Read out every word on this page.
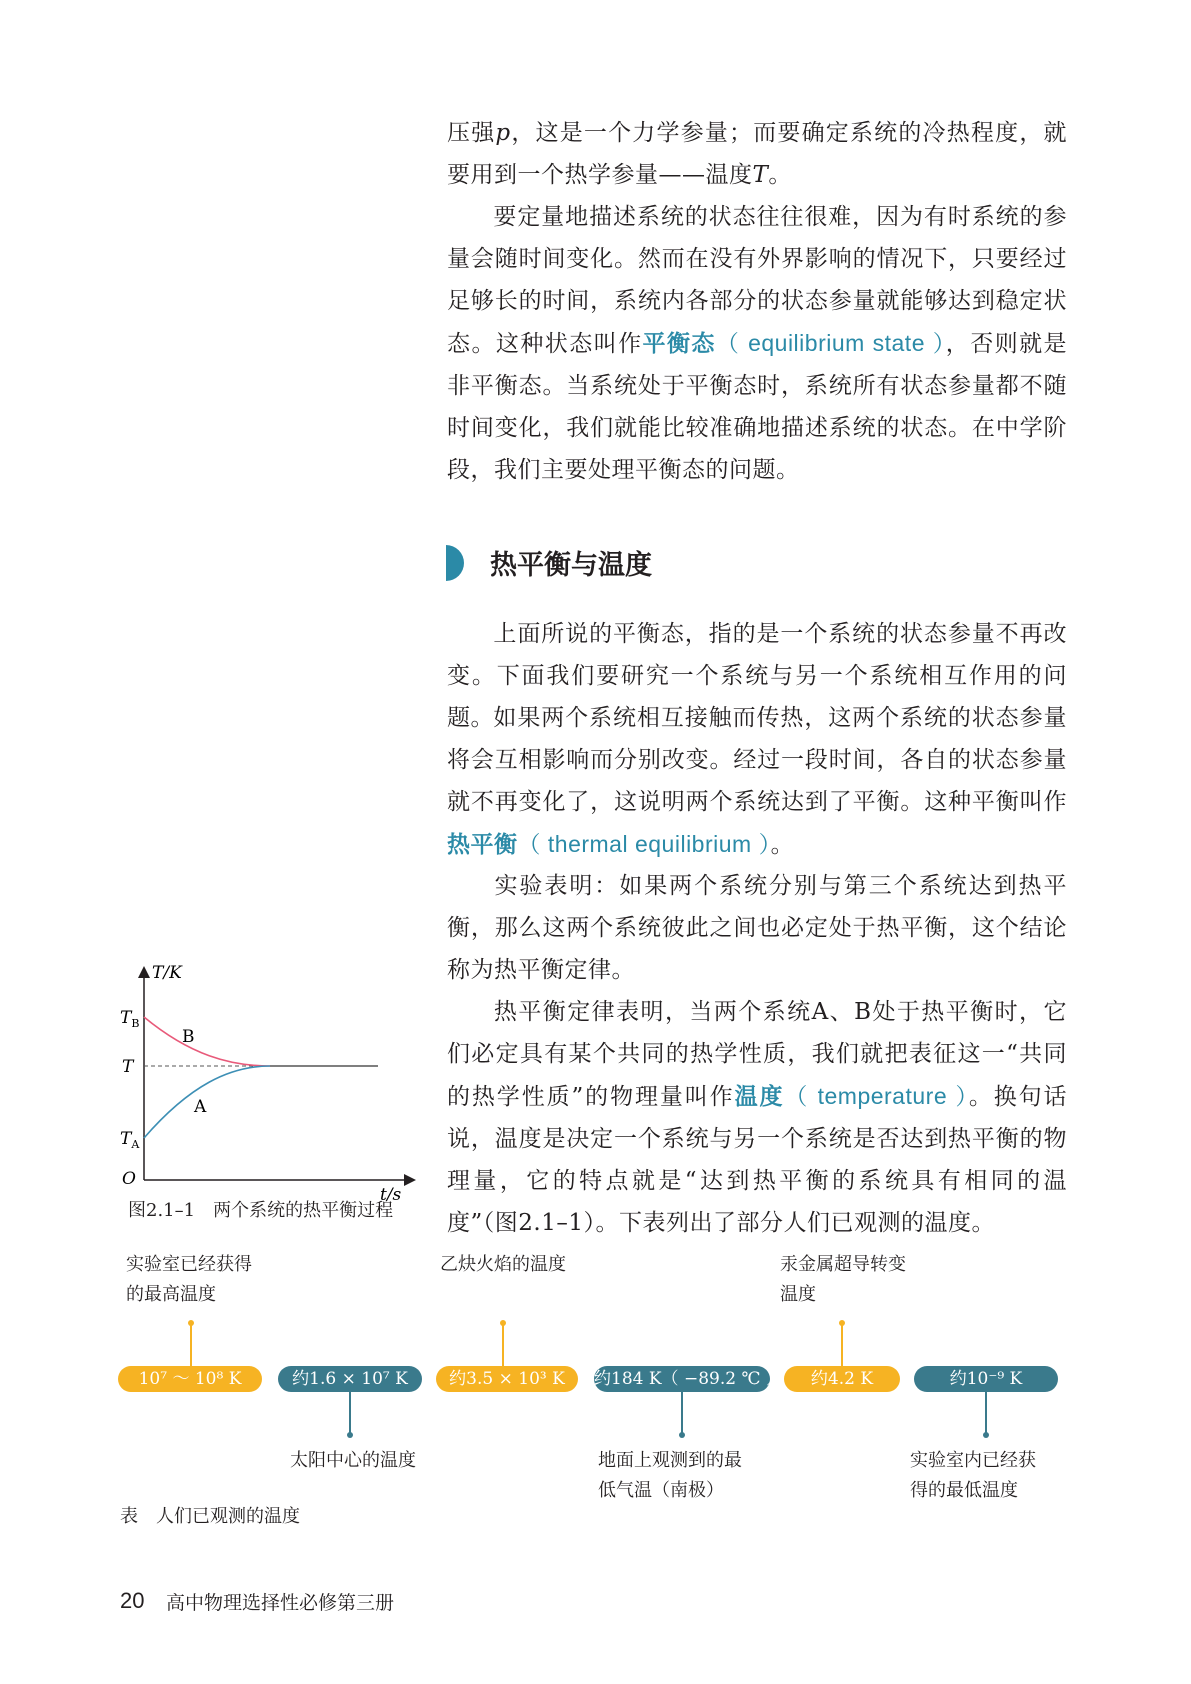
压强p，这是一个力学参量；而要确定系统的冷热程度，就要用到一个热学参量——温度T。

要定量地描述系统的状态往往很难，因为有时系统的参量会随时间变化。然而在没有外界影响的情况下，只要经过足够长的时间，系统内各部分的状态参量就能够达到稳定状态。这种状态叫作平衡态（ equilibrium state ），否则就是非平衡态。当系统处于平衡态时，系统所有状态参量都不随时间变化，我们就能比较准确地描述系统的状态。在中学阶段，我们主要处理平衡态的问题。

热平衡与温度

上面所说的平衡态，指的是一个系统的状态参量不再改变。下面我们要研究一个系统与另一个系统相互作用的问题。 如果两个系统相互接触而传热，这两个系统的状态参量将会互相影响而分别改变。经过一段时间，各自的状态参量就不再变化了，这说明两个系统达到了平衡。这种平衡叫作热平衡（ thermal equilibrium ）。

实验表明：如果两个系统分别与第三个系统达到热平衡，那么这两个系统彼此之间也必定处于热平衡，这个结论称为热平衡定律。

热平衡定律表明，当两个系统A、B处于热平衡时，它们必定具有某个共同的热学性质，我们就把表征这一“共同的热学性质”的物理量叫作温度（ temperature ）。换句话说，温度是决定一个系统与另一个系统是否达到热平衡的物理量，它的特点就是“达到热平衡的系统具有相同的温度”（图2.1–1）。下表列出了部分人们已观测的温度。

T/K
t/s
O
$T_B$
T
$T_A$
B
A
图2.1–1　两个系统的热平衡过程
实验室已经获得
的最高温度
乙炔火焰的温度	汞金属超导转变
温度
10⁷ ～ 10⁸ K	约1.6 × 10⁷ K	约3.5 × 10³ K	约184 K（ −89.2 ℃ ）	约4.2 K	约10⁻⁹ K
太阳中心的温度	地面上观测到的最
低气温（南极）
实验室内已经获
得的最低温度
表　人们已观测的温度
20 高中物理选择性必修第三册
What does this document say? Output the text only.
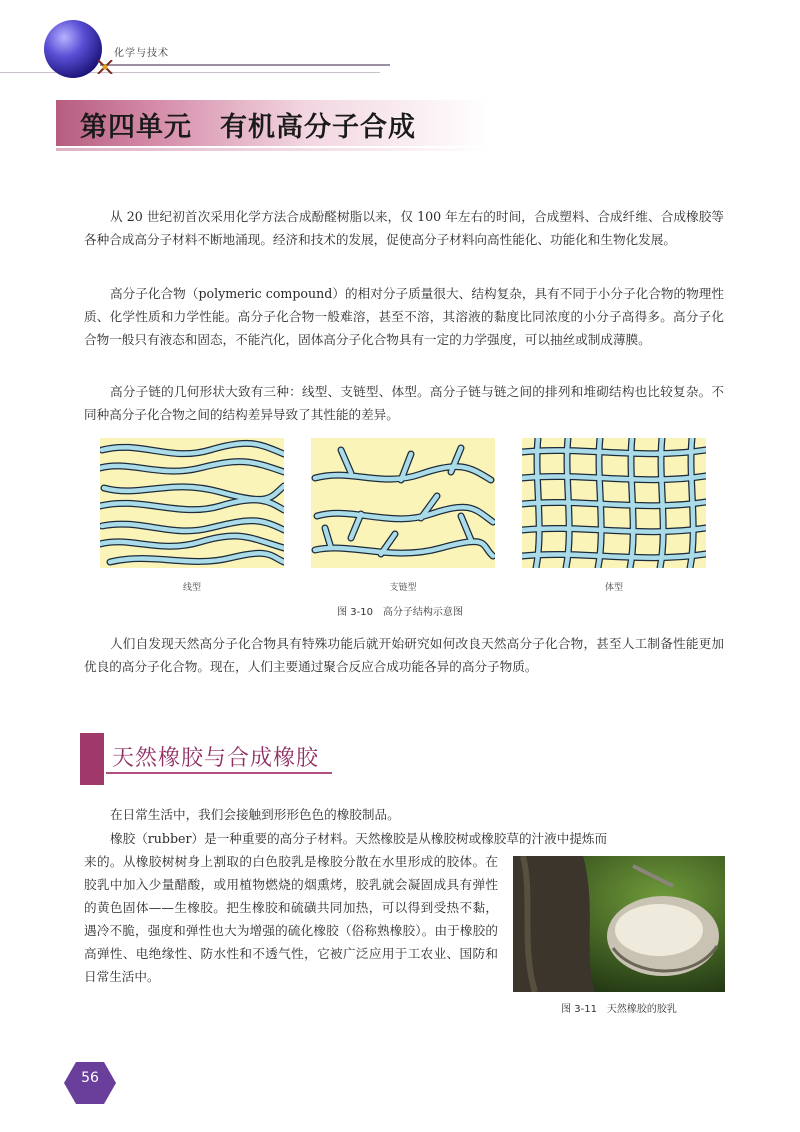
化学与技术
第四单元　有机高分子合成

从 20 世纪初首次采用化学方法合成酚醛树脂以来，仅 100 年左右的时间，合成塑料、合成纤维、合成橡胶等各种合成高分子材料不断地涌现。经济和技术的发展，促使高分子材料向高性能化、功能化和生物化发展。

高分子化合物（polymeric compound）的相对分子质量很大、结构复杂，具有不同于小分子化合物的物理性质、化学性质和力学性能。高分子化合物一般难溶，甚至不溶，其溶液的黏度比同浓度的小分子高得多。高分子化合物一般只有液态和固态，不能汽化，固体高分子化合物具有一定的力学强度，可以抽丝或制成薄膜。

高分子链的几何形状大致有三种：线型、支链型、体型。高分子链与链之间的排列和堆砌结构也比较复杂。不同种高分子化合物之间的结构差异导致了其性能的差异。

线型	支链型	体型
图 3-10　高分子结构示意图

人们自发现天然高分子化合物具有特殊功能后就开始研究如何改良天然高分子化合物，甚至人工制备性能更加优良的高分子化合物。现在，人们主要通过聚合反应合成功能各异的高分子物质。

天然橡胶与合成橡胶

在日常生活中，我们会接触到形形色色的橡胶制品。

橡胶（rubber）是一种重要的高分子材料。天然橡胶是从橡胶树或橡胶草的汁液中提炼而

来的。从橡胶树树身上割取的白色胶乳是橡胶分散在水里形成的胶体。在胶乳中加入少量醋酸，或用植物燃烧的烟熏烤，胶乳就会凝固成具有弹性的黄色固体——生橡胶。把生橡胶和硫磺共同加热，可以得到受热不黏，遇冷不脆，强度和弹性也大为增强的硫化橡胶（俗称熟橡胶）。由于橡胶的高弹性、电绝缘性、防水性和不透气性，它被广泛应用于工农业、国防和日常生活中。

图 3-11　天然橡胶的胶乳
56
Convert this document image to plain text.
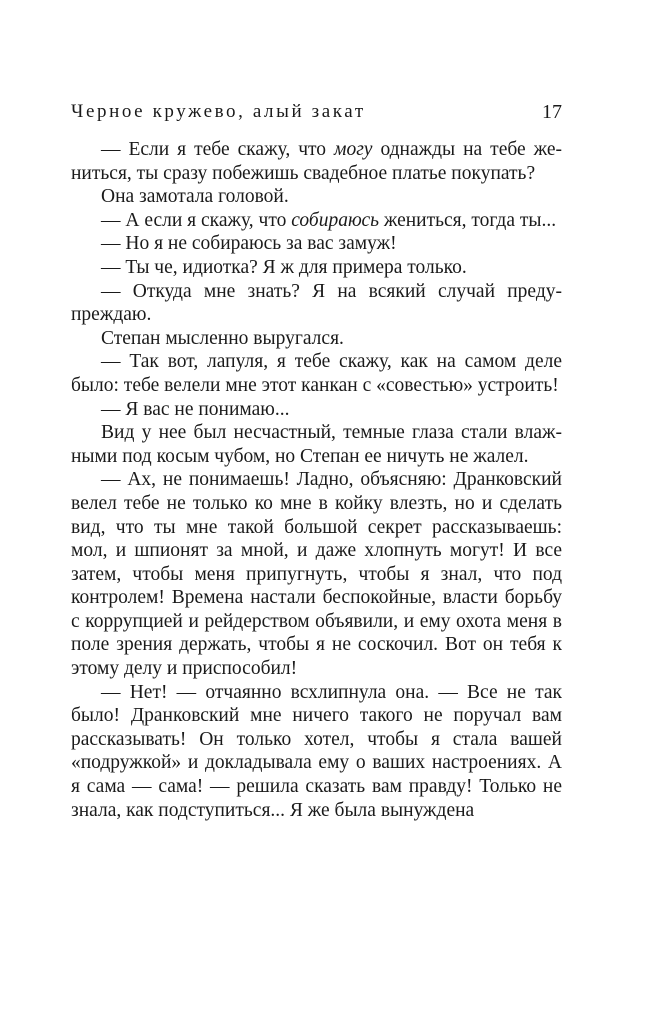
Черное кружево, алый закат	17

— Если я тебе скажу, что могу однажды на тебе жениться, ты сразу побежишь свадебное платье покупать?

Она замотала головой.

— А если я скажу, что собираюсь жениться, тогда ты...

— Но я не собираюсь за вас замуж!

— Ты че, идиотка? Я ж для примера только.

— Откуда мне знать? Я на всякий случай предупреждаю.

Степан мысленно выругался.

— Так вот, лапуля, я тебе скажу, как на самом деле было: тебе велели мне этот канкан с «совестью» устроить!

— Я вас не понимаю...

Вид у нее был несчастный, темные глаза стали влажными под косым чубом, но Степан ее ничуть не жалел.

— Ах, не понимаешь! Ладно, объясняю: Дранковский велел тебе не только ко мне в койку влезть, но и сделать вид, что ты мне такой большой секрет рассказываешь: мол, и шпионят за мной, и даже хлопнуть могут! И все затем, чтобы меня припугнуть, чтобы я знал, что под контролем! Времена настали беспокойные, власти борьбу с коррупцией и рейдерством объявили, и ему охота меня в поле зрения держать, чтобы я не соскочил. Вот он тебя к этому делу и приспособил!

— Нет! — отчаянно всхлипнула она. — Все не так было! Дранковский мне ничего такого не поручал вам рассказывать! Он только хотел, чтобы я стала вашей «подружкой» и докладывала ему о ваших настроениях. А я сама — сама! — решила сказать вам правду! Только не знала, как подступиться... Я же была вынуждена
== == ==
Exercise details » How many lines of the listing include the string "this"? Answer with the number alone.

Output of the task » 3